** START RECORDS FOR THIS EXERCISE **

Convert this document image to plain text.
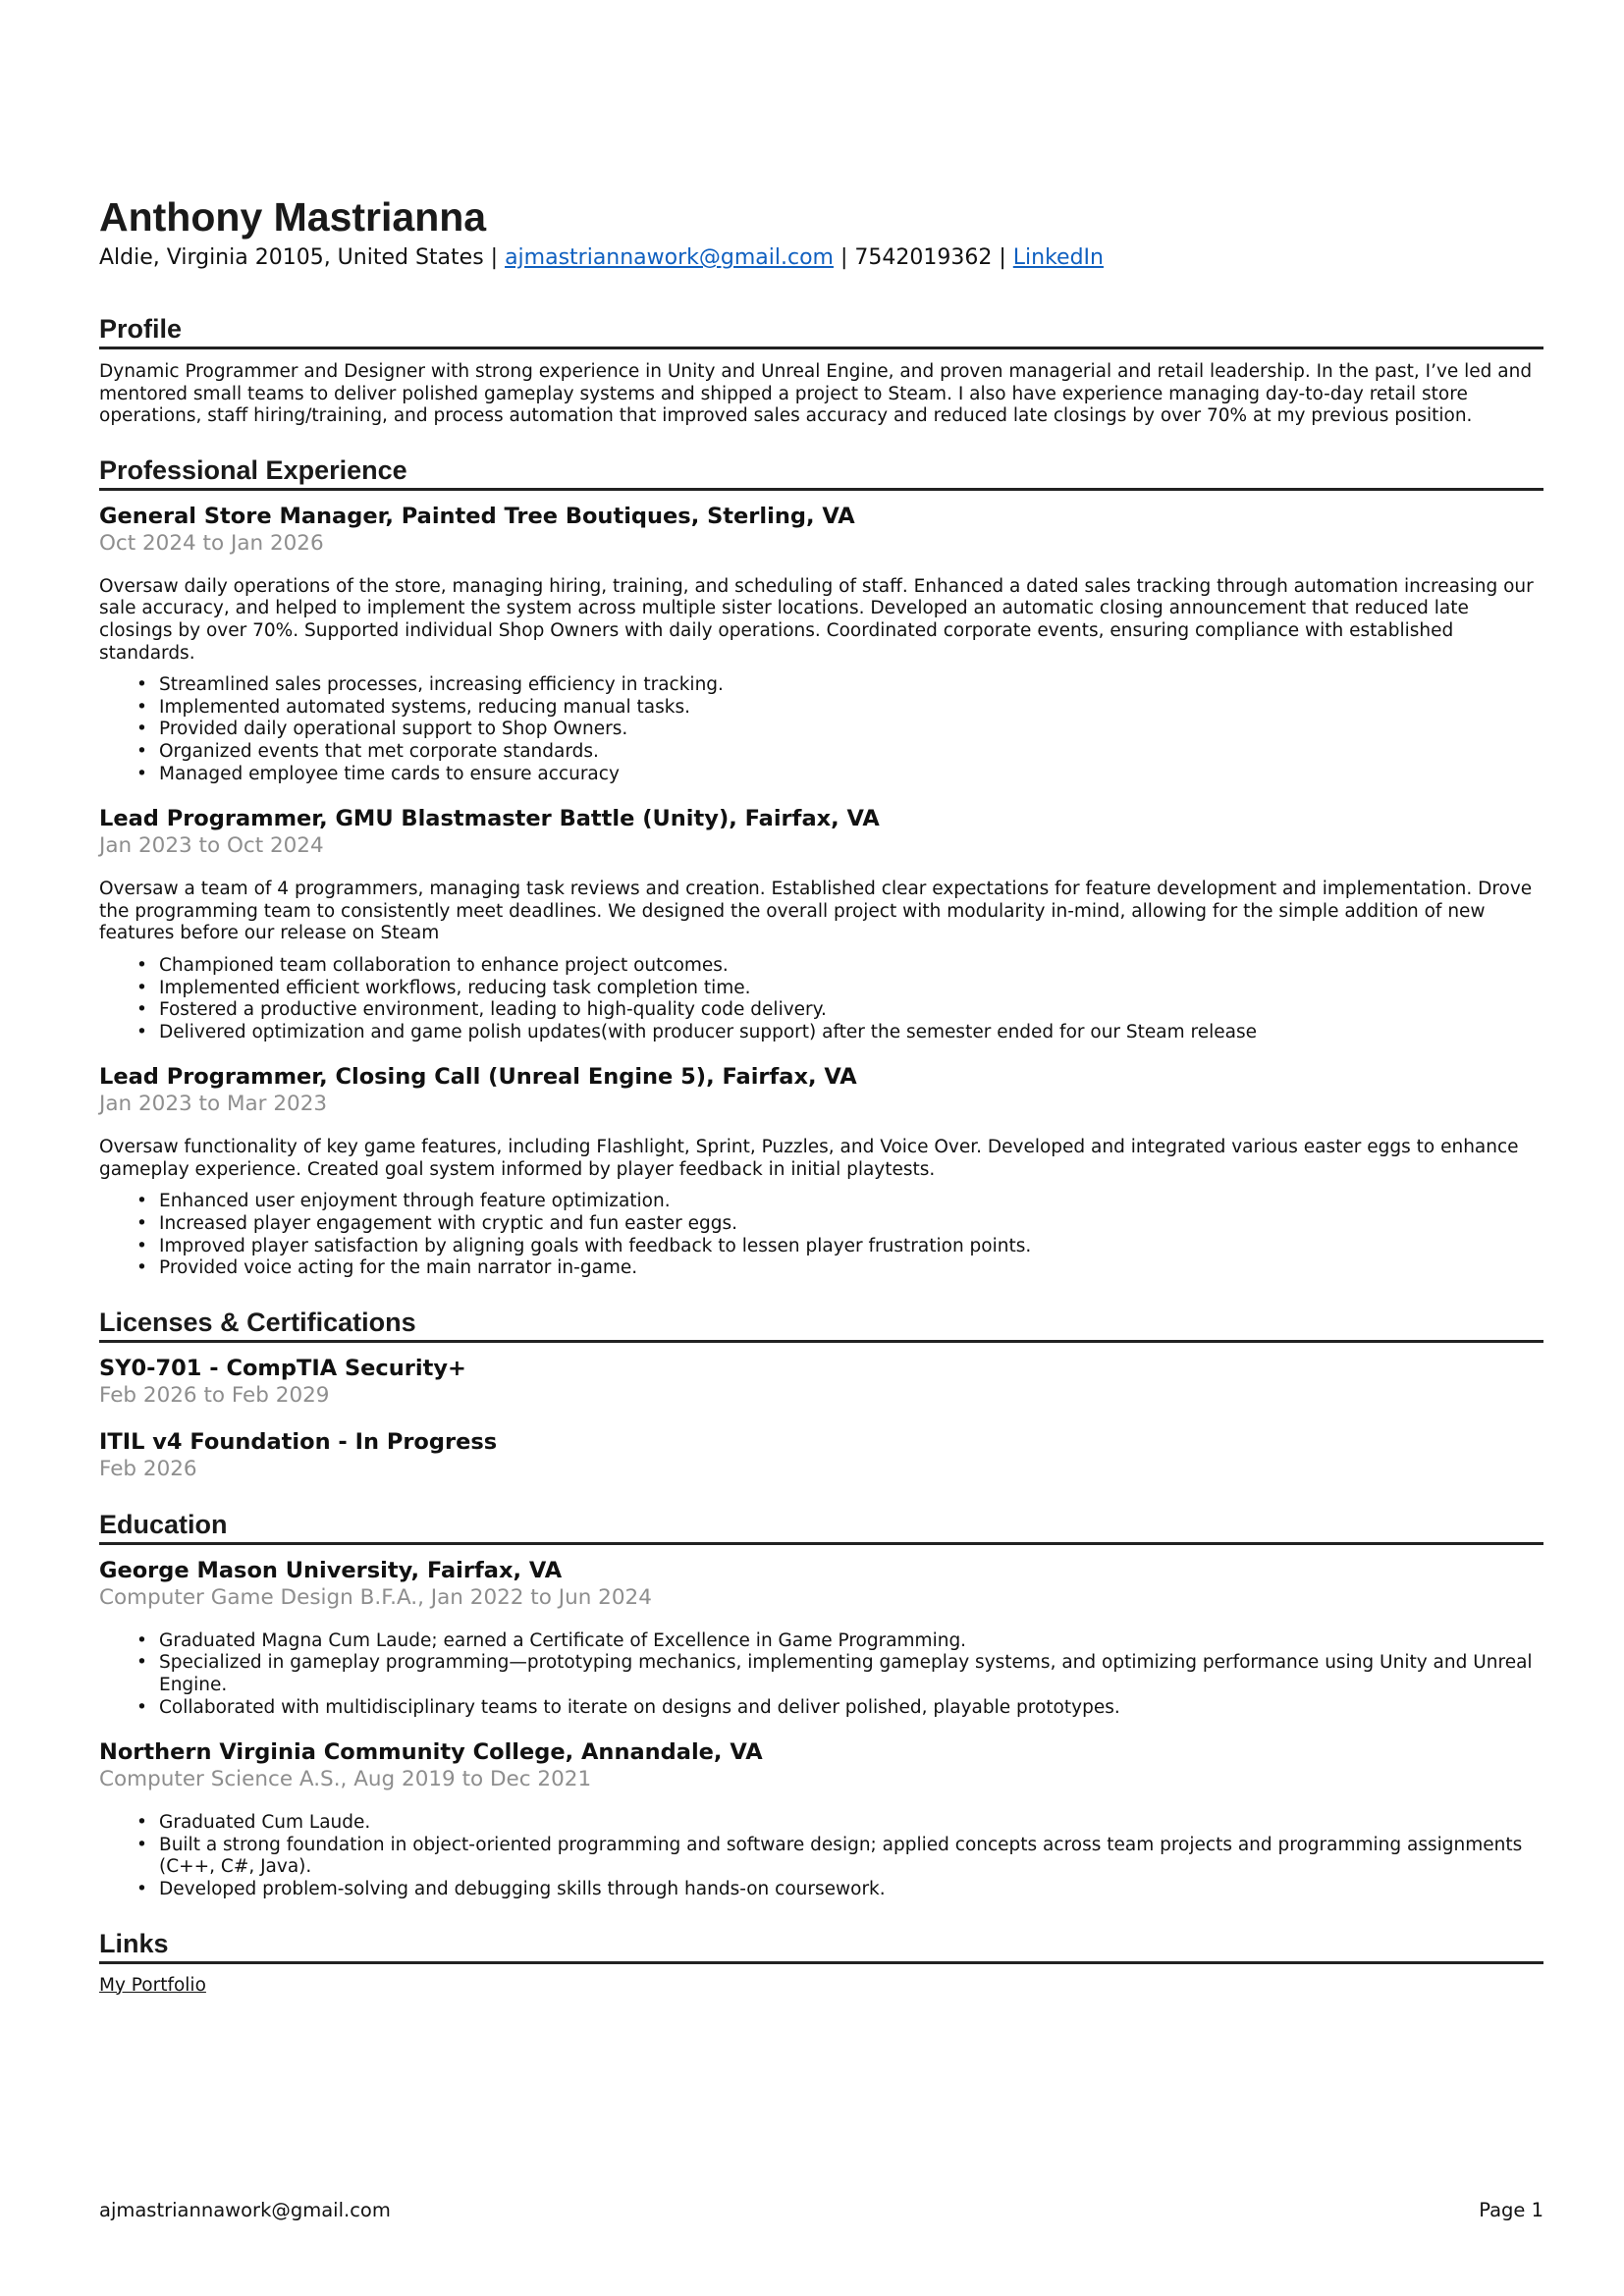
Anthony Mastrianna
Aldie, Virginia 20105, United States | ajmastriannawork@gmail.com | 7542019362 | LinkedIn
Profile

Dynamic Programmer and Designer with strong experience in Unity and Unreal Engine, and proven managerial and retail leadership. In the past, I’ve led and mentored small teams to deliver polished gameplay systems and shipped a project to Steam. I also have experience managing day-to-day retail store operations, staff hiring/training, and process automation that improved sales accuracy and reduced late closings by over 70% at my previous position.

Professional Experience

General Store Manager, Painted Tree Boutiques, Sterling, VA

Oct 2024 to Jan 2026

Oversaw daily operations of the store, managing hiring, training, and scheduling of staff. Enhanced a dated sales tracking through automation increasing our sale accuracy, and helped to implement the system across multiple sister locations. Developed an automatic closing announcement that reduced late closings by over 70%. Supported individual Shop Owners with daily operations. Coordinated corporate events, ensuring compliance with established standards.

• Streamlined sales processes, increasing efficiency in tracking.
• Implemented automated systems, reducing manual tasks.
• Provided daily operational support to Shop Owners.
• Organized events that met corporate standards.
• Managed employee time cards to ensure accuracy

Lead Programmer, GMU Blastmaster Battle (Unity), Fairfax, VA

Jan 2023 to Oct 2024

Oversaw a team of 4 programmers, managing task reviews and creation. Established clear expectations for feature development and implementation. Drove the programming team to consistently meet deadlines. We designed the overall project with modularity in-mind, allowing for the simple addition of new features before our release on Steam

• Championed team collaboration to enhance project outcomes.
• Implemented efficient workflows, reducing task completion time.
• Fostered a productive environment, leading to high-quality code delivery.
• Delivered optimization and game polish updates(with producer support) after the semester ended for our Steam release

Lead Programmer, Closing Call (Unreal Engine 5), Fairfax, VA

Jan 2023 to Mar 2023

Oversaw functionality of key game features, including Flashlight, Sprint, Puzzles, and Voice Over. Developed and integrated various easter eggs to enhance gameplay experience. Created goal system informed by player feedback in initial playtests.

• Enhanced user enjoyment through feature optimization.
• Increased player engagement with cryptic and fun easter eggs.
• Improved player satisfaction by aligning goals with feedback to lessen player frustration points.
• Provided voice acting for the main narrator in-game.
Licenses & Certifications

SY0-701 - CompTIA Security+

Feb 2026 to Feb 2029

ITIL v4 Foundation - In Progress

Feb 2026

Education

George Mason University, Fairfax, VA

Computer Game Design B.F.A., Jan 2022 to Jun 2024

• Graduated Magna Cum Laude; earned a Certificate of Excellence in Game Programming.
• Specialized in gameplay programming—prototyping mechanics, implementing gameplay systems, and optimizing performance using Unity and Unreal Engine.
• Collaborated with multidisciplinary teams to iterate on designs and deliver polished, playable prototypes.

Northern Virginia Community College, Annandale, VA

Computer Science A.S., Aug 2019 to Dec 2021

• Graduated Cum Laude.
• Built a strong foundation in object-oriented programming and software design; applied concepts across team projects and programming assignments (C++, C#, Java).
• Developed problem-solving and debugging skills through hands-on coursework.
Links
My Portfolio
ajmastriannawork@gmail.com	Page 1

** END RECORDS FOR THIS EXERCISE **

GIVEN TASK. Scan the listing above for the word "Implemented" and show each line where it is found.

COMPLETE ANSWER.
• Implemented automated systems, reducing manual tasks.
• Implemented efficient workflows, reducing task completion time.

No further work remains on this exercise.